Start of Record list

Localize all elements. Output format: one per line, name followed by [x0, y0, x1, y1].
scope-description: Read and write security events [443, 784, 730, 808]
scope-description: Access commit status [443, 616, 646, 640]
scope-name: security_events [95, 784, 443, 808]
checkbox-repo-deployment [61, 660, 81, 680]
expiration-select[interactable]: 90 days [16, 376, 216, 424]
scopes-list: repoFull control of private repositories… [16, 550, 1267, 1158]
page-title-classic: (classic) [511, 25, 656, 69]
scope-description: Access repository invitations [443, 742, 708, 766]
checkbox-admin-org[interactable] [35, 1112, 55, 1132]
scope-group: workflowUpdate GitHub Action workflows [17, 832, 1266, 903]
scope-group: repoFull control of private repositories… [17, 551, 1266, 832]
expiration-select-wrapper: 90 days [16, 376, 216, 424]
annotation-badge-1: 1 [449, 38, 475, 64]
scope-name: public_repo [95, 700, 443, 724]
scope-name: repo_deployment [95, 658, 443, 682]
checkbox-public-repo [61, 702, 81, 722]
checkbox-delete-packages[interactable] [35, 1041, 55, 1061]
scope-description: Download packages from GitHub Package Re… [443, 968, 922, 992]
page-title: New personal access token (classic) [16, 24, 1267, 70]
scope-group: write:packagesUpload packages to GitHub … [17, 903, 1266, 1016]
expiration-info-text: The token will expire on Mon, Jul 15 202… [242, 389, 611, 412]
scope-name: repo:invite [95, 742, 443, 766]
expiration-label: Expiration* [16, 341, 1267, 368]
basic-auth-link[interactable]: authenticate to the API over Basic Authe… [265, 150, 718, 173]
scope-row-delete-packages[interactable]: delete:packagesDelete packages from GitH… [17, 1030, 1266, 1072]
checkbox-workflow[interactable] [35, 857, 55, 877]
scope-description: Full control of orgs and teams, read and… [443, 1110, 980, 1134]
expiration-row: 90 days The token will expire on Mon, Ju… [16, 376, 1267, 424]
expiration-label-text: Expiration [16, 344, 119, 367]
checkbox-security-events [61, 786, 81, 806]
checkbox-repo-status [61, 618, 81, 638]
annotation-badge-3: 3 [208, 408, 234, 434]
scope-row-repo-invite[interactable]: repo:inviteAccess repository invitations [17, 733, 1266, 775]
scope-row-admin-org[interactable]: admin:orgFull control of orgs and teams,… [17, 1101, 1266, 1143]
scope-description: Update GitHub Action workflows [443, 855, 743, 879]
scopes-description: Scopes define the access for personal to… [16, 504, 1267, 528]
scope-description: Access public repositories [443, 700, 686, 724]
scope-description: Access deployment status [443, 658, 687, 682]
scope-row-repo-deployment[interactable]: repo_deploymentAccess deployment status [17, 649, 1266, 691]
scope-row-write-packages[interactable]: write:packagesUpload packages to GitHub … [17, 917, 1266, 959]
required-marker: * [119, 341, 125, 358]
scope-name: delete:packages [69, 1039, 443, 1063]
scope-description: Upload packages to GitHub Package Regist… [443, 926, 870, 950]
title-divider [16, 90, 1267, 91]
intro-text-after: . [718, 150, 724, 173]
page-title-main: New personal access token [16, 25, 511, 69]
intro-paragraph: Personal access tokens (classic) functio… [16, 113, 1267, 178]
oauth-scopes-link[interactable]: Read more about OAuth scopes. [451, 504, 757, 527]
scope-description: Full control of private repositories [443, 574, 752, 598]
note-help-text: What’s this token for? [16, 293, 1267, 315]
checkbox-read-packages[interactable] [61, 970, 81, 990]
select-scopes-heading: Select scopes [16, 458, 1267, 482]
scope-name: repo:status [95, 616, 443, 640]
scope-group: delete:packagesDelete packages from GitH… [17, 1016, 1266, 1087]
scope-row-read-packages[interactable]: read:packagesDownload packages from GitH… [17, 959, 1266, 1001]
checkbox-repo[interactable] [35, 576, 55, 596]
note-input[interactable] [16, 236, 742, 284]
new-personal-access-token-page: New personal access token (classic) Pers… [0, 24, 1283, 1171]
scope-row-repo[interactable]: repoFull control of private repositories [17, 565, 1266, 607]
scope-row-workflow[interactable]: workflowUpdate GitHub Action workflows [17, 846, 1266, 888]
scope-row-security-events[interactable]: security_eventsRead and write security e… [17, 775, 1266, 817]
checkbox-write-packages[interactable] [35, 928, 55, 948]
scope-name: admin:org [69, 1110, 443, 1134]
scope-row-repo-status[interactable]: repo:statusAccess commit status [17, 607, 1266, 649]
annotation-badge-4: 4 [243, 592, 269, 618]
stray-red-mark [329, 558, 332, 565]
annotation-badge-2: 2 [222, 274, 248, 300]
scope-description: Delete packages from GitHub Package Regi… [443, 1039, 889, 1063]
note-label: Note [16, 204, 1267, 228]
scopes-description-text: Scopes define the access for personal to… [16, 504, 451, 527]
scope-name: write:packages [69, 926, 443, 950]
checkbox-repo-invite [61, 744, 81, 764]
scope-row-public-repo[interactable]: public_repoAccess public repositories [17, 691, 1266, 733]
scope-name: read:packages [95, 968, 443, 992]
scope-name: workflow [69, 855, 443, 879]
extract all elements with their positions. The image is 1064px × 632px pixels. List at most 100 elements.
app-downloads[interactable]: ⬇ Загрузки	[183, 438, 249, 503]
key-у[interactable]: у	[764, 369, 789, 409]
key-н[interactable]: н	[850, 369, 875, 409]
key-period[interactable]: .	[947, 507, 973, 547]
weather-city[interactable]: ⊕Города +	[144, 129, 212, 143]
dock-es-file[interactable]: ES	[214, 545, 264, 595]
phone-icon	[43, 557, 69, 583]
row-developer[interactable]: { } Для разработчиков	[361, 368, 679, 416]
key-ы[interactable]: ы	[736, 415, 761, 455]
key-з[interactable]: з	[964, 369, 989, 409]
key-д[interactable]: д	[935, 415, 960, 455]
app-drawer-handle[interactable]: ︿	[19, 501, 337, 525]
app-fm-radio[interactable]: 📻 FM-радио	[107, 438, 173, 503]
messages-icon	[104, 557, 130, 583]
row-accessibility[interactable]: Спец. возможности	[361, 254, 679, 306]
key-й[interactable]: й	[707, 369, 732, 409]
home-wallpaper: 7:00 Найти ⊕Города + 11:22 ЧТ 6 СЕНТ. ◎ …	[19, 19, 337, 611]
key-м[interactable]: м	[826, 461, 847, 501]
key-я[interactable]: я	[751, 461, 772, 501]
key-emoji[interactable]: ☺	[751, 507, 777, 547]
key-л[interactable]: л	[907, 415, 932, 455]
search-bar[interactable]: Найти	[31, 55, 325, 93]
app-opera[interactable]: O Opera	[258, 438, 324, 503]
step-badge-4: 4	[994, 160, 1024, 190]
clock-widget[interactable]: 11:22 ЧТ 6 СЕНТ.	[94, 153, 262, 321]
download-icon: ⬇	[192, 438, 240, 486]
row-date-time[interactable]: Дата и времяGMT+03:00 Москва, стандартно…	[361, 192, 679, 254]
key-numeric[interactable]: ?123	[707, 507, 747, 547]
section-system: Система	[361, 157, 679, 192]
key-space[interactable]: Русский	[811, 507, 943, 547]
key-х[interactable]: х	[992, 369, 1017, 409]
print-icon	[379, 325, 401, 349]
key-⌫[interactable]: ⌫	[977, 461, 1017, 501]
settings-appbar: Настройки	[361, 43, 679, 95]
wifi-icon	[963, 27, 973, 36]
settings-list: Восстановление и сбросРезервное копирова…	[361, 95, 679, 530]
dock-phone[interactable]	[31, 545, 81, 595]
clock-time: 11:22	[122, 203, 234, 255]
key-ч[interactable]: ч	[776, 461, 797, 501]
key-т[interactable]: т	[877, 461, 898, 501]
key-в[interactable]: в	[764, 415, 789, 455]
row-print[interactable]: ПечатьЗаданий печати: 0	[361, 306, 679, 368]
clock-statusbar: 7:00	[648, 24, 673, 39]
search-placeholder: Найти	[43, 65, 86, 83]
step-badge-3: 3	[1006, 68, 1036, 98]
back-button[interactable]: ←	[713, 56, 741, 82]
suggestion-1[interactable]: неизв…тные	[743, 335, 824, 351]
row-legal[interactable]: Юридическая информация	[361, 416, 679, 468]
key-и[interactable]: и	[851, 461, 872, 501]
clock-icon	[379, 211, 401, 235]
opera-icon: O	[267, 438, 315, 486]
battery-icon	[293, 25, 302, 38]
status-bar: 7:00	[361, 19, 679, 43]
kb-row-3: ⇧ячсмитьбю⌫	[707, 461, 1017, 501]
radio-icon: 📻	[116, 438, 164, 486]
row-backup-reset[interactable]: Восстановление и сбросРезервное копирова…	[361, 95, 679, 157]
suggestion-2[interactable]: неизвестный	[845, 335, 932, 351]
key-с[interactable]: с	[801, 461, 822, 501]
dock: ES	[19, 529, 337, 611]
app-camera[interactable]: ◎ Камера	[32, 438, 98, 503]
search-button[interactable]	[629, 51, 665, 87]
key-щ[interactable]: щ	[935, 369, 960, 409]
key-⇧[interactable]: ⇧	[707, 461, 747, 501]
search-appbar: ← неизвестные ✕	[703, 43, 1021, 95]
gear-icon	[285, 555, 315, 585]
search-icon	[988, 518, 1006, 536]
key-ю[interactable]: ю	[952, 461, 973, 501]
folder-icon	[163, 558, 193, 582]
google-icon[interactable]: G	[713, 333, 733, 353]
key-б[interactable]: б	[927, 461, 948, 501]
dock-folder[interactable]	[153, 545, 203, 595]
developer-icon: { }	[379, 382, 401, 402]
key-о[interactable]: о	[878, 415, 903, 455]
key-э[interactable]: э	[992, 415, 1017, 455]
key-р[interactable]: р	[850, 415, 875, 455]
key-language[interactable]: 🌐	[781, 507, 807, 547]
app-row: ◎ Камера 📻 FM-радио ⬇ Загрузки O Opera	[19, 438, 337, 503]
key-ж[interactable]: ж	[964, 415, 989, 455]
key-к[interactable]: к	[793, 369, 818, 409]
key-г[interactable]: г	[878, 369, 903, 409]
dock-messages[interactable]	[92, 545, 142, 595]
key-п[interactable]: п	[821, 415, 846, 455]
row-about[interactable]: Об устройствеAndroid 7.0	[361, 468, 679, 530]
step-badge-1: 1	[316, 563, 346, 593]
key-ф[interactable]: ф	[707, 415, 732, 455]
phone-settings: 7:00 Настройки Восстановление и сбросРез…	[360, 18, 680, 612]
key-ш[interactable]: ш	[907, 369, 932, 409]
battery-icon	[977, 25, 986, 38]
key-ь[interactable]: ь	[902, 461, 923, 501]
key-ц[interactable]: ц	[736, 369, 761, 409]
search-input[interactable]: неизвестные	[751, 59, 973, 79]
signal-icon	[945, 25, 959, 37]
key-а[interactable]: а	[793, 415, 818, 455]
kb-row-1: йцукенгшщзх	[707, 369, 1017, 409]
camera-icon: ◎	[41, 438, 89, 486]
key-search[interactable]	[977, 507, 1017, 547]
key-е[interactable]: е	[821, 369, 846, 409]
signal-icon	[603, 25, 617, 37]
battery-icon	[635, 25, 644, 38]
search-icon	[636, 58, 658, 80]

End of Record list

• [Your instructions]: Reproduce the records above verbatim, from the first line through the line holding "scope-group: workflowUpdate GitHub", inclusive.

• [Solution for this problem]:
Localize all elements. Output format: one per line, name followed by [x0, y0, x1, y1].
scope-description: Read and write security events [443, 784, 730, 808]
scope-description: Access commit status [443, 616, 646, 640]
scope-name: security_events [95, 784, 443, 808]
checkbox-repo-deployment [61, 660, 81, 680]
expiration-select[interactable]: 90 days [16, 376, 216, 424]
scopes-list: repoFull control of private repositories… [16, 550, 1267, 1158]
page-title-classic: (classic) [511, 25, 656, 69]
scope-description: Access repository invitations [443, 742, 708, 766]
checkbox-admin-org[interactable] [35, 1112, 55, 1132]
scope-group: workflowUpdate GitHub Action workflows [17, 832, 1266, 903]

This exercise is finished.